WORK TO COMPLETE ▸ Copy out each line featuring the string "Septal" from the entries beneath.

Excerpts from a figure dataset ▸
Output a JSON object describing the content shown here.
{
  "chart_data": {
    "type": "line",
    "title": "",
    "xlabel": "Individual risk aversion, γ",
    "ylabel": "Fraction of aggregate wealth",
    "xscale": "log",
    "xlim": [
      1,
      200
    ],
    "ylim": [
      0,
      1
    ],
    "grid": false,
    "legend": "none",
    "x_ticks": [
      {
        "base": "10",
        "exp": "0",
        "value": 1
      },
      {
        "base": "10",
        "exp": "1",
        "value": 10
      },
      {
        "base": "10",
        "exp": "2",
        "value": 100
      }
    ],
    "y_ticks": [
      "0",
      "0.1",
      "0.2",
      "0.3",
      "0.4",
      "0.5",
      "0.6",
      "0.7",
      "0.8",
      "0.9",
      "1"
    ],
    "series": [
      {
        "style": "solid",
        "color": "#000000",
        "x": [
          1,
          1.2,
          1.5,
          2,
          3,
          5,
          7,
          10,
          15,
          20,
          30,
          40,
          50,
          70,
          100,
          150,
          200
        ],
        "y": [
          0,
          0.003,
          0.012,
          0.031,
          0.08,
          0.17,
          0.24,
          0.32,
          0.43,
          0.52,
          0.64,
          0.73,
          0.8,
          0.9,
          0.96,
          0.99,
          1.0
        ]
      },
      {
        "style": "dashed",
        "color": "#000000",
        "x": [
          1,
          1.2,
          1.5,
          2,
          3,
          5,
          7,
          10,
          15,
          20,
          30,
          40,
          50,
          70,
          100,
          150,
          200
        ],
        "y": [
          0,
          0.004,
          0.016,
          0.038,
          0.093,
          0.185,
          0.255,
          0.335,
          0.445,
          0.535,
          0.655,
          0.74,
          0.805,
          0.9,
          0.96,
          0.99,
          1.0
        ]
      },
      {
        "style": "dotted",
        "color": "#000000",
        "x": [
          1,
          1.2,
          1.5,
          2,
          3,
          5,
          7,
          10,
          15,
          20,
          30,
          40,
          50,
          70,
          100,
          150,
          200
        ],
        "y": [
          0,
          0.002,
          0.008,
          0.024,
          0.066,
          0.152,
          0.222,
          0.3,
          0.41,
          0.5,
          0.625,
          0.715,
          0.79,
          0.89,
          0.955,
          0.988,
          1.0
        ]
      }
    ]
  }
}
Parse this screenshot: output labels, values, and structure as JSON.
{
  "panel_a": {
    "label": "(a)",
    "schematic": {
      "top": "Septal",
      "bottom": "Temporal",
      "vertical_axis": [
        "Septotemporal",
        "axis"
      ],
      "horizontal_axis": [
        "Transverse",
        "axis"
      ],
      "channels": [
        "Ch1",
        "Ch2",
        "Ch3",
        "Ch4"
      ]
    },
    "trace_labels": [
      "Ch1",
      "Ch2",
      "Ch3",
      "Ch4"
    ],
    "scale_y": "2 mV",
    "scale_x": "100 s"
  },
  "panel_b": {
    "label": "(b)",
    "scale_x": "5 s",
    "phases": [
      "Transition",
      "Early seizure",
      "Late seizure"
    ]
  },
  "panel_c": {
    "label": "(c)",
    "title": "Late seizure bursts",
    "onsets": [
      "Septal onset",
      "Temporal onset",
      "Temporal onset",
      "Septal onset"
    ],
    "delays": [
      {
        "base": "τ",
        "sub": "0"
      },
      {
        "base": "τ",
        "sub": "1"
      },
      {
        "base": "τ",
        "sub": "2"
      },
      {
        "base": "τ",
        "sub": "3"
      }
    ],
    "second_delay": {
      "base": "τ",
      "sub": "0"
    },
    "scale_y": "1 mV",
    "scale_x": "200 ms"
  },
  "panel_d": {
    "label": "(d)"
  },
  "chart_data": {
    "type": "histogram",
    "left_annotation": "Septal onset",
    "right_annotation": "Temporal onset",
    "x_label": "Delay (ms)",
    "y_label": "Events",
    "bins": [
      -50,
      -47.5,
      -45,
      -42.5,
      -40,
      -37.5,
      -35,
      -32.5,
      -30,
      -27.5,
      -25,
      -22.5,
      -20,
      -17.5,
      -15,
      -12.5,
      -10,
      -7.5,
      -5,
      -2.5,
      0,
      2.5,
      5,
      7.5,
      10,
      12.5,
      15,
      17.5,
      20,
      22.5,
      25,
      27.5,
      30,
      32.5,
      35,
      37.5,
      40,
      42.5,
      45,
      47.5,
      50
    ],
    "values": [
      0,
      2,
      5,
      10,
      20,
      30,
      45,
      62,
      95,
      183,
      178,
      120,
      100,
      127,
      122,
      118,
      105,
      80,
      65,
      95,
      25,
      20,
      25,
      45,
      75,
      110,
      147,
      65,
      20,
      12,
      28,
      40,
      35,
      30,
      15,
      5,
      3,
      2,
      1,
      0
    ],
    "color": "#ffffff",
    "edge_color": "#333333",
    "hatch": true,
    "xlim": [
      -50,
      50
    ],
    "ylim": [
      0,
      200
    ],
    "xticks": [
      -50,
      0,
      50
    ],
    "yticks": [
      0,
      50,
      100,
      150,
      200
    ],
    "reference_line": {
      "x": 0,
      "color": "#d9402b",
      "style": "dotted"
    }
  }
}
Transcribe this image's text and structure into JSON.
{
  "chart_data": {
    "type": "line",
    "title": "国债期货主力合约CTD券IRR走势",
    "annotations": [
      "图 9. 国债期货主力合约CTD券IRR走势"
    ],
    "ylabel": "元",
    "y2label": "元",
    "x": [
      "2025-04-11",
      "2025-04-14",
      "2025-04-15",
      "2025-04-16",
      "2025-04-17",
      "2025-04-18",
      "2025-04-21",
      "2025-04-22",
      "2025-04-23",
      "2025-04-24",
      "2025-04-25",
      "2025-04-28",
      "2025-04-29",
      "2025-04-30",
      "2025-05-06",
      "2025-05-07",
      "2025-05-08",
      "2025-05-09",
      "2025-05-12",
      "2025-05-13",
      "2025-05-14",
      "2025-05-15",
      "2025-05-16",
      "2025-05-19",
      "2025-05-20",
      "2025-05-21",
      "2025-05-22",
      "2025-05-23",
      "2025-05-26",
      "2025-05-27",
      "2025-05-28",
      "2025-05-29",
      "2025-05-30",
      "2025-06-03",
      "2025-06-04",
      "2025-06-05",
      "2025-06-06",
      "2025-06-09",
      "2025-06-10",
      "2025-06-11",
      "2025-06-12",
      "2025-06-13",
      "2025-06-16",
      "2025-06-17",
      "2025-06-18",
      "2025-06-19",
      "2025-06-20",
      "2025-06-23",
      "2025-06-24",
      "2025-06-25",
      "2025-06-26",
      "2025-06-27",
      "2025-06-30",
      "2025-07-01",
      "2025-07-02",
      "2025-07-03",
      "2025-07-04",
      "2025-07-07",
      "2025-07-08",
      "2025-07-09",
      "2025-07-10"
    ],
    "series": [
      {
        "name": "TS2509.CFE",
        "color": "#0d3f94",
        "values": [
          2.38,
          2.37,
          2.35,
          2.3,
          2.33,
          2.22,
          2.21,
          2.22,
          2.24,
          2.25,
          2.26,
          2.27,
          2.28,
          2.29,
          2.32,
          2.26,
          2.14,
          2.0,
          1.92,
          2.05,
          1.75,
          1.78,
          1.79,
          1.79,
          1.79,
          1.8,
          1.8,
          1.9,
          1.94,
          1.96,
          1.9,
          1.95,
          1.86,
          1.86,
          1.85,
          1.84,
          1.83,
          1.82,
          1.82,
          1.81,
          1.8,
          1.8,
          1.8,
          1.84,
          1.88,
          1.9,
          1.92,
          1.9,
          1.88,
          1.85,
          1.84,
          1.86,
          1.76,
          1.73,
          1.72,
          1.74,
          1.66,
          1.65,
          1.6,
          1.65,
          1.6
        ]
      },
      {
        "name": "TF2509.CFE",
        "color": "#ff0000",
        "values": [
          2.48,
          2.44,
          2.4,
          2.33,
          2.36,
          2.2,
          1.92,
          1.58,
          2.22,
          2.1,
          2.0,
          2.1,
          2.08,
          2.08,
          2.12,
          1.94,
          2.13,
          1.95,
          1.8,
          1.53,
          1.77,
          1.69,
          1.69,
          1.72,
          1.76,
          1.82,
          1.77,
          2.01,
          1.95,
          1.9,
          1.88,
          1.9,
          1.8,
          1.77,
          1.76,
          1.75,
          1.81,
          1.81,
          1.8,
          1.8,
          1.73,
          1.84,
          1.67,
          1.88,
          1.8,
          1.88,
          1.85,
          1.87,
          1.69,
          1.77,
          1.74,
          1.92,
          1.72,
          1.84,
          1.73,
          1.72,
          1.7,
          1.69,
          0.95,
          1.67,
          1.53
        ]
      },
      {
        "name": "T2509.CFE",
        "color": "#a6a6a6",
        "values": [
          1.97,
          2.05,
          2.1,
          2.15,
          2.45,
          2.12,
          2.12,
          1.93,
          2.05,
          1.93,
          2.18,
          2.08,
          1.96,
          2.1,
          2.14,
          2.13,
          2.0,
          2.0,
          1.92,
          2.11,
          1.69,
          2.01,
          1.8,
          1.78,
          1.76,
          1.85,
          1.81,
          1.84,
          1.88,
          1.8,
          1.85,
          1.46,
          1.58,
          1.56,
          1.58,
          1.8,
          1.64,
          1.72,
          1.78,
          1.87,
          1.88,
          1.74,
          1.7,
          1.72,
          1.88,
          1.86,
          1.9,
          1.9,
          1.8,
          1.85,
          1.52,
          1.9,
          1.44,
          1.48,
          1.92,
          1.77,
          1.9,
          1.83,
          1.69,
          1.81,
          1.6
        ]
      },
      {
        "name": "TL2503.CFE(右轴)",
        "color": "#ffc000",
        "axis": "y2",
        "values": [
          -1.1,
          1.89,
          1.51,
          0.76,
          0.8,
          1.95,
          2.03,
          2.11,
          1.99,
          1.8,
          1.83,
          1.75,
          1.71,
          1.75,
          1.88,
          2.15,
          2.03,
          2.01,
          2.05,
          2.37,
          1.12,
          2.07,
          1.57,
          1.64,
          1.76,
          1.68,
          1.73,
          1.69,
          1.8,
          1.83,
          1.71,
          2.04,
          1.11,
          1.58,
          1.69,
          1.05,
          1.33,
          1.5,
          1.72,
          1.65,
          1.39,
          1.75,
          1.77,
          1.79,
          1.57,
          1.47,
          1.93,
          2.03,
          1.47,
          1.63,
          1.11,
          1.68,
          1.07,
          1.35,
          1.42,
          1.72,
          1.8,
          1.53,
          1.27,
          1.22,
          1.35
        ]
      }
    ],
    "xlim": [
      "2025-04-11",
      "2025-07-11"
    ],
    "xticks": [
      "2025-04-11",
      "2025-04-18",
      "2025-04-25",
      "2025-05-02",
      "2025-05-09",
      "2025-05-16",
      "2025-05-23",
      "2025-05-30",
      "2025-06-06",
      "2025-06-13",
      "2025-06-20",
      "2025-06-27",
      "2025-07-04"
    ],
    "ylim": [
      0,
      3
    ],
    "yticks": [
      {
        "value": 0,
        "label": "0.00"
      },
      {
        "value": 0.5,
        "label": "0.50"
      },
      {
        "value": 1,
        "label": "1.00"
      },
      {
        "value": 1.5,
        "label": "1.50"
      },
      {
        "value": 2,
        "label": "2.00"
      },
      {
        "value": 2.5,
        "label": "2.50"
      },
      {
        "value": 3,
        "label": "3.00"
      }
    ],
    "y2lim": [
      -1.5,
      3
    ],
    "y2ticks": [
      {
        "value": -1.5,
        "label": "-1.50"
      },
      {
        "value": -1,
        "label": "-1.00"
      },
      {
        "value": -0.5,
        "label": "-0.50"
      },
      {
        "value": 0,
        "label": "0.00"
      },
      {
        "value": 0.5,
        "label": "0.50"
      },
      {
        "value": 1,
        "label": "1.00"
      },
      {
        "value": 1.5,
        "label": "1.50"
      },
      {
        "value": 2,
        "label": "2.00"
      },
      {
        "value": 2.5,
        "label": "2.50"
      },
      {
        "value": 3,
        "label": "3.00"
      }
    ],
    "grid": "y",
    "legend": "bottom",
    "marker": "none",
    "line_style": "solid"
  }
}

OUTPUT ▸
      "top": "Septal",
      "Septal onset",
      "Septal onset"
    "left_annotation": "Septal onset",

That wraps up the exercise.